## READING TEXT
- - - -

Dissociative Disorders from DSMIV 300.12 Dissociative Amnesia (formerly Psychogenic Amnesia)
A. The predominant disturbance is one or more episodes of inability to recall important personal information, usually of a traumatic or stressful nature, that is too extensive to be explained by ordinary forgetfulness.
B. The disturbance does not occur exclusively during the course of Dissociative Identity Disorder, Dissociative Fugue, Post traumatic Stress Disorder, Acute Stress Disorder, or Somatization Disorder and is not due to the direct physiological effects of a substance (e.g., a drug of abuse, a medication) or a neurological or other general medical condition (e.g., Amnestic Disorder Due to Head Trauma).
C. The symptoms cause clinically significant distress or impairment in social, occupational, or other important areas of functioning.
300.13 Dissociative Fugue (formerly Psychogenic Fugue)
A. The predominant disturbance is sudden, unexpected travel away from home or one's customary place of work, with inability to recall one's past.
B. Confusion about personal identity or assumption of a new identity (partial or complete).
C. The disturbance does not occur exclusively during the course of Dissociative Identity Disorder and is not due to the direct physiological effects of a substance (e.g., a drug of abuse, a medication) or a general medical condition (e.g., temporal lobe epilepsy).
D. The symptoms cause clinically significant distress or impairment in social, occupational, or other important areas of functioning
300.14 Dissociative Identity Disorder (formerly Multiple Personality Disorder)
A. The presence of two or more distinct identities or personality states (each with its own relatively enduring pattern of perceiving, relating to, and thinking about the environment and self).
B. At least two of these identities or personality states recurrently take control of the person's behavior.
C. Inability to recall important personal information that is too extensive to be explained by ordinary forgetfulness.
D. The disturbance is not due to the direct physiological effects of a substance (e.g., blackouts or chaotic behavior during Alcohol Intoxication) or a general medical condition (e.g., complex partial seizures). In children, the symptoms are not attributable to imaginary playmates or other fantasy play.
300.6 Depersonalization Disorder
A. Persistent or recurrent experiences of feeling detached from, and as if one is an outside observer of, one's mental processes or body (e.g., feeling like one is in a dream).
B. During the depersonalization experience, reality testing remains intact.
C. The depersonalization causes clinically significant distress or impaintient in social, occupational, or other important areas of functioning.
D. The depersonalization experience does not occur exclusively during the course of another mental disorder,such as Schizophrenia, Panic Disorder, Acute Stress Disorder, or another Dissociative Disorder, and is not due to the direct physiological effects of a substance(e.g., a drug of abuse, a medication) or a general medical condition (e.g., temporal lobe epilepsy).

- - - -

## DATASET ENTRIES
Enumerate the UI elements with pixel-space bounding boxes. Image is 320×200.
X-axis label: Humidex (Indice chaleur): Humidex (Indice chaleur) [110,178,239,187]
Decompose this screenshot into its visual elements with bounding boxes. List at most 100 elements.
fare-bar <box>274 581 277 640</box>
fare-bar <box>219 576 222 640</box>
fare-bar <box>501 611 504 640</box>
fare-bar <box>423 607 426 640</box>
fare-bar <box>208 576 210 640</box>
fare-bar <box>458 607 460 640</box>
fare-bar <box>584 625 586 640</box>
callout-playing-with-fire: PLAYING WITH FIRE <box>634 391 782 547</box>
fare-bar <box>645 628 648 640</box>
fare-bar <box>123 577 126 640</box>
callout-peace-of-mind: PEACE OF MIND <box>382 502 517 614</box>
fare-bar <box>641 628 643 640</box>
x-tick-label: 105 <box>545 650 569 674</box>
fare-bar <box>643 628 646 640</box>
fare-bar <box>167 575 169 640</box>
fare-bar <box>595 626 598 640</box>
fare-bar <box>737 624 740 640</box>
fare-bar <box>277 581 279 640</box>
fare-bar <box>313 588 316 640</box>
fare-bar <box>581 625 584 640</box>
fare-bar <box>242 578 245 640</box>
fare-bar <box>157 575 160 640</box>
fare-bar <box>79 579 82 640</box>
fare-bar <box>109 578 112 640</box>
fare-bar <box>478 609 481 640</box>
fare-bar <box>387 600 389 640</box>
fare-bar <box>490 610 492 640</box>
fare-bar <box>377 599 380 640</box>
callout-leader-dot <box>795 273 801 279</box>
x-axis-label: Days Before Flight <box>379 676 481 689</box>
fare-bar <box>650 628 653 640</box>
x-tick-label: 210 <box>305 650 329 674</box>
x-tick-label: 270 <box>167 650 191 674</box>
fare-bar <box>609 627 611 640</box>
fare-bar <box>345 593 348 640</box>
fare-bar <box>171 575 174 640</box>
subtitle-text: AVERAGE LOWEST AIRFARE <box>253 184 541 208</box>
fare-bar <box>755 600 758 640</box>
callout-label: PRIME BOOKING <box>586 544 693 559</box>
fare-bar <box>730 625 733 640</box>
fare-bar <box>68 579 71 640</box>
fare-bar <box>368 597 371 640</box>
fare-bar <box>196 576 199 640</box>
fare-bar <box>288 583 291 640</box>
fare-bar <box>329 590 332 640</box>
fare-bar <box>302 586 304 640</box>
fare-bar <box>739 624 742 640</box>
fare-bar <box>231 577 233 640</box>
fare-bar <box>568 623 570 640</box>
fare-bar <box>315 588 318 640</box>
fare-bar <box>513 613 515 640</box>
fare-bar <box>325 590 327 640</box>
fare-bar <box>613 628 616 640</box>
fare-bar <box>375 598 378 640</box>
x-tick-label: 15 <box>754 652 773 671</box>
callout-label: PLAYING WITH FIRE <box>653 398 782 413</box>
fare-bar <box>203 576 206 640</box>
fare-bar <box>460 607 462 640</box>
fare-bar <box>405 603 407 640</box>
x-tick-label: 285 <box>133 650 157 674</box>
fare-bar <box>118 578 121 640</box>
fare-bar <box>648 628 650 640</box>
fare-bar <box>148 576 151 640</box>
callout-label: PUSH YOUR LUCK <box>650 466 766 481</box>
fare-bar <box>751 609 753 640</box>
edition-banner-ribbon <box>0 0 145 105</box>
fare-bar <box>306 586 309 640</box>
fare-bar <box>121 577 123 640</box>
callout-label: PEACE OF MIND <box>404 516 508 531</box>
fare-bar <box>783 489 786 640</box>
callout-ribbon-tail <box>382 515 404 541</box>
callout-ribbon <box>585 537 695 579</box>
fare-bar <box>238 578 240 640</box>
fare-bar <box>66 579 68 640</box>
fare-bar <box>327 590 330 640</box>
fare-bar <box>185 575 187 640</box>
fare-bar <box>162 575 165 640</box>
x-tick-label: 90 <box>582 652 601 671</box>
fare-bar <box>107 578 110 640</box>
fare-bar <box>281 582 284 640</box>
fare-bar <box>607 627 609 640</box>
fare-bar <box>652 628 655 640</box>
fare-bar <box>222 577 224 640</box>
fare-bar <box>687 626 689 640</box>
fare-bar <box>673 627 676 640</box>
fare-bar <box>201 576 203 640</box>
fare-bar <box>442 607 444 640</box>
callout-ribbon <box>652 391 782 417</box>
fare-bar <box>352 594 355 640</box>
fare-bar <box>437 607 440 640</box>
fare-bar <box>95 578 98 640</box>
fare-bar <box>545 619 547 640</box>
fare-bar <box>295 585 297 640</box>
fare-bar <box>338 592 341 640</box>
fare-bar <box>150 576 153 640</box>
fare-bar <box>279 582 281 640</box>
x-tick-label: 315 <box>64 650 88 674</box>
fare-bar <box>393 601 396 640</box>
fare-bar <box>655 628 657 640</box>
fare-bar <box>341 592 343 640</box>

- - - -

## EXERCISE REQUIREMENTS
1. In the dissociative disorders text:
(a) What was Dissociative Fugue formerly called?
(b) For Dissociative Identity Disorder, to what must children's symptoms not be attributable?
(c) What remains intact during the depersonalization experience?
2. Could you carry on the dissociative disorders text from the point where it stops?

## TASK-BY-TASK ANSWERS
1.
(a) Psychogenic Fugue
(b) Imaginary playmates or other fantasy play
(c) Reality testing

2.
300.15 Dissociative Disorder Not Otherwise Specified
This category is included for disorders in which the predominant feature is a Dissociative symptom (i.e., a disruption in the usually integrated functions of consciousness, memory, identity, or perception of the environment) that does not meet the criteria for any specific Dissociative Disorder. Examples include
1. Clinical presentations similar to Dissociative Identity Disorder that fail to meet full criteria for this disorder.Examples include presentations in which a) there are not two or more distinct personality states, or b) amnesia for important personal information does not occur.
2. Derealization unaccompanied by depersonalization in adults.
3 -States of dissociation that occur in individuals who have been subjected to periods of prolonged and intense coercive persuasion (e.g., brainwashing, thought re- form, or indoctrination while captive).
4. Dissociative trance disorder: single or episodic disturbances in the state of consciousness, identity, or memory that are indigenous to particular locations and cultures. Dissociative trance involves narrowing of awareness of immediate surroundings or stereotyped behaviors or movements that are experienced as being beyond one's control. Possession trance involves re placement of the customary sense of personal identity by a new identity, attributed to the influence of a spirit, power, deity, or other person, and associated with stereotyped "involuntary" movements or amnesia. Examples include amok (Indonesia), bebainan (Indonesia), latab (Malaysia), pibloktoq (Arctic), ataque de nervios (Latin America), and possession (India). The Dissociative or trance disorder is not a normal part of a broadly accepted collective cultural or religious practice.
5. Loss of consciousness, stupor, or coma not attributable to a general medical condition.
6. Ganser syndrome: the giving of approximate answers to questions (e.g., "2 plus 2 equals 5") when not associated with Dissociative Amnesia or Dissociative Fugue
Associated Features and Disorders
Associated descriptive features and mental disorders.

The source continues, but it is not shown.